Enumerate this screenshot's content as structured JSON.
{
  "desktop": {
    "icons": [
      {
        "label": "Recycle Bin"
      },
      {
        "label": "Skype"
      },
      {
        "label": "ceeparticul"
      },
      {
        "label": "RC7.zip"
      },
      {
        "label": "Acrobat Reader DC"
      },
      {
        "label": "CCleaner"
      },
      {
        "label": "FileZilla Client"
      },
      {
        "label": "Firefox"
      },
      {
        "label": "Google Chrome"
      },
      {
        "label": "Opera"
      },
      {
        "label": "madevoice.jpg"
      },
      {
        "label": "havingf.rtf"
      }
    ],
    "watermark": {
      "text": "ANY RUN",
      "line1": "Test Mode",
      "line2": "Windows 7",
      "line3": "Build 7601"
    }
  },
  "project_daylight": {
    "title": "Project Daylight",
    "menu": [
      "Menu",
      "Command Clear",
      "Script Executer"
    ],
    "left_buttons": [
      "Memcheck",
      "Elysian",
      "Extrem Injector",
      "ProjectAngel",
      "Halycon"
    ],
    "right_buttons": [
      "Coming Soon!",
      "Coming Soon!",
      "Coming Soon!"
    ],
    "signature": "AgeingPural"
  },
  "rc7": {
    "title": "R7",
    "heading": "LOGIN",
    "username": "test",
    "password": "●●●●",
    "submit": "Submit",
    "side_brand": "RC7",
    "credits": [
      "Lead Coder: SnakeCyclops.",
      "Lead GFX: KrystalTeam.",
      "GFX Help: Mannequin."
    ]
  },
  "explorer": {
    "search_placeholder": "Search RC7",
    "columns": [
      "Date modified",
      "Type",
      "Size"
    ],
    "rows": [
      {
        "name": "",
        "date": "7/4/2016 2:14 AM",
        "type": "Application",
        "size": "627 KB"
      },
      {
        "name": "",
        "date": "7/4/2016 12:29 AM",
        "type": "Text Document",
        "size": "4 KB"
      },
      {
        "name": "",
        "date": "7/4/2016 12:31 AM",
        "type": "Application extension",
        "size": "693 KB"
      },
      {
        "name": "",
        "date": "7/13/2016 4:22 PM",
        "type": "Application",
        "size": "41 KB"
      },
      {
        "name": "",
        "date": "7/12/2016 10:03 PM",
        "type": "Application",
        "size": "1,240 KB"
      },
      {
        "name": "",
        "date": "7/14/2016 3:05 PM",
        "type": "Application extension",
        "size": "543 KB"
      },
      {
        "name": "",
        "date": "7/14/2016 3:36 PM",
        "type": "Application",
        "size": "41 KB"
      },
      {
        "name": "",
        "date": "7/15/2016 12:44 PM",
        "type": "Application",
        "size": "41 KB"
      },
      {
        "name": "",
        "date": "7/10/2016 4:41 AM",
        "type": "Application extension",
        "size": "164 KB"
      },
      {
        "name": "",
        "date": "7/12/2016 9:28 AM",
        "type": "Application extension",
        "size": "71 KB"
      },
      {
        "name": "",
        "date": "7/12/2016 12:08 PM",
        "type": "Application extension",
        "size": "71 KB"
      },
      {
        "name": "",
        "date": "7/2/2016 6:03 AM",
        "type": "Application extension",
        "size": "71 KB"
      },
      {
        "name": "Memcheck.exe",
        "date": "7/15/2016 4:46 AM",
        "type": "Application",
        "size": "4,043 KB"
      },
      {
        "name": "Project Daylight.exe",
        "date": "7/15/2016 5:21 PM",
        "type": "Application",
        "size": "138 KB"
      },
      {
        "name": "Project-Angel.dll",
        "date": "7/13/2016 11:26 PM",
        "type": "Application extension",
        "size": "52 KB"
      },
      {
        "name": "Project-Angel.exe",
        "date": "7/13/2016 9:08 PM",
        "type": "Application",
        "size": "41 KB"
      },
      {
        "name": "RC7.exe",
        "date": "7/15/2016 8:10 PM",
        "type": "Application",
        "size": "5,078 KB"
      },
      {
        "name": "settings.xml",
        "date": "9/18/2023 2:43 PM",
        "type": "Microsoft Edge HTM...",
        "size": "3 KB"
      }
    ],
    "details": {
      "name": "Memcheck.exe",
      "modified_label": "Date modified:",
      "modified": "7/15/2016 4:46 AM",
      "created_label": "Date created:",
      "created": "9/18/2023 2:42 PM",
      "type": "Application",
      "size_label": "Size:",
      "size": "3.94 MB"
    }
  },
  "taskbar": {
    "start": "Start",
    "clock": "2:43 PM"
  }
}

● **What is needed**
Copy down the material exactly as written.

● **Response for this exercise**
Enumerate this screenshot's content as structured JSON.
{
  "desktop": {
    "icons": [
      {
        "label": "Recycle Bin"
      },
      {
        "label": "Skype"
      },
      {
        "label": "ceeparticul"
      },
      {
        "label": "RC7.zip"
      },
      {
        "label": "Acrobat Reader DC"
      },
      {
        "label": "CCleaner"
      },
      {
        "label": "FileZilla Client"
      },
      {
        "label": "Firefox"
      },
      {
        "label": "Google Chrome"
      },
      {
        "label": "Opera"
      },
      {
        "label": "madevoice.jpg"
      },
      {
        "label": "havingf.rtf"
      }
    ],
    "watermark": {
      "text": "ANY RUN",
      "line1": "Test Mode",
      "line2": "Windows 7",
      "line3": "Build 7601"
    }
  },
  "project_daylight": {
    "title": "Project Daylight",
    "menu": [
      "Menu",
      "Command Clear",
      "Script Executer"
    ],
    "left_buttons": [
      "Memcheck",
      "Elysian",
      "Extrem Injector",
      "ProjectAngel",
      "Halycon"
    ],
    "right_buttons": [
      "Coming Soon!",
      "Coming Soon!",
      "Coming Soon!"
    ],
    "signature": "AgeingPural"
  },
  "rc7": {
    "title": "R7",
    "heading": "LOGIN",
    "username": "test",
    "password": "●●●●",
    "submit": "Submit",
    "side_brand": "RC7",
    "credits": [
      "Lead Coder: SnakeCyclops.",
      "Lead GFX: KrystalTeam.",
      "GFX Help: Mannequin."
    ]
  },
  "explorer": {
    "search_placeholder": "Search RC7",
    "columns": [
      "Date modified",
      "Type",
      "Size"
    ],
    "rows": [
      {
        "name": "",
        "date": "7/4/2016 2:14 AM",
        "type": "Application",
        "size": "627 KB"
      },
      {
        "name": "",
        "date": "7/4/2016 12:29 AM",
        "type": "Text Document",
        "size": "4 KB"
      },
      {
        "name": "",
        "date": "7/4/2016 12:31 AM",
        "type": "Application extension",
        "size": "693 KB"
      },
      {
        "name": "",
        "date": "7/13/2016 4:22 PM",
        "type": "Application",
        "size": "41 KB"
      },
      {
        "name": "",
        "date": "7/12/2016 10:03 PM",
        "type": "Application",
        "size": "1,240 KB"
      },
      {
        "name": "",
        "date": "7/14/2016 3:05 PM",
        "type": "Application extension",
        "size": "543 KB"
      },
      {
        "name": "",
        "date": "7/14/2016 3:36 PM",
        "type": "Application",
        "size": "41 KB"
      },
      {
        "name": "",
        "date": "7/15/2016 12:44 PM",
        "type": "Application",
        "size": "41 KB"
      },
      {
        "name": "",
        "date": "7/10/2016 4:41 AM",
        "type": "Application extension",
        "size": "164 KB"
      },
      {
        "name": "",
        "date": "7/12/2016 9:28 AM",
        "type": "Application extension",
        "size": "71 KB"
      },
      {
        "name": "",
        "date": "7/12/2016 12:08 PM",
        "type": "Application extension",
        "size": "71 KB"
      },
      {
        "name": "",
        "date": "7/2/2016 6:03 AM",
        "type": "Application extension",
        "size": "71 KB"
      },
      {
        "name": "Memcheck.exe",
        "date": "7/15/2016 4:46 AM",
        "type": "Application",
        "size": "4,043 KB"
      },
      {
        "name": "Project Daylight.exe",
        "date": "7/15/2016 5:21 PM",
        "type": "Application",
        "size": "138 KB"
      },
      {
        "name": "Project-Angel.dll",
        "date": "7/13/2016 11:26 PM",
        "type": "Application extension",
        "size": "52 KB"
      },
      {
        "name": "Project-Angel.exe",
        "date": "7/13/2016 9:08 PM",
        "type": "Application",
        "size": "41 KB"
      },
      {
        "name": "RC7.exe",
        "date": "7/15/2016 8:10 PM",
        "type": "Application",
        "size": "5,078 KB"
      },
      {
        "name": "settings.xml",
        "date": "9/18/2023 2:43 PM",
        "type": "Microsoft Edge HTM...",
        "size": "3 KB"
      }
    ],
    "details": {
      "name": "Memcheck.exe",
      "modified_label": "Date modified:",
      "modified": "7/15/2016 4:46 AM",
      "created_label": "Date created:",
      "created": "9/18/2023 2:42 PM",
      "type": "Application",
      "size_label": "Size:",
      "size": "3.94 MB"
    }
  },
  "taskbar": {
    "start": "Start",
    "clock": "2:43 PM"
  }
}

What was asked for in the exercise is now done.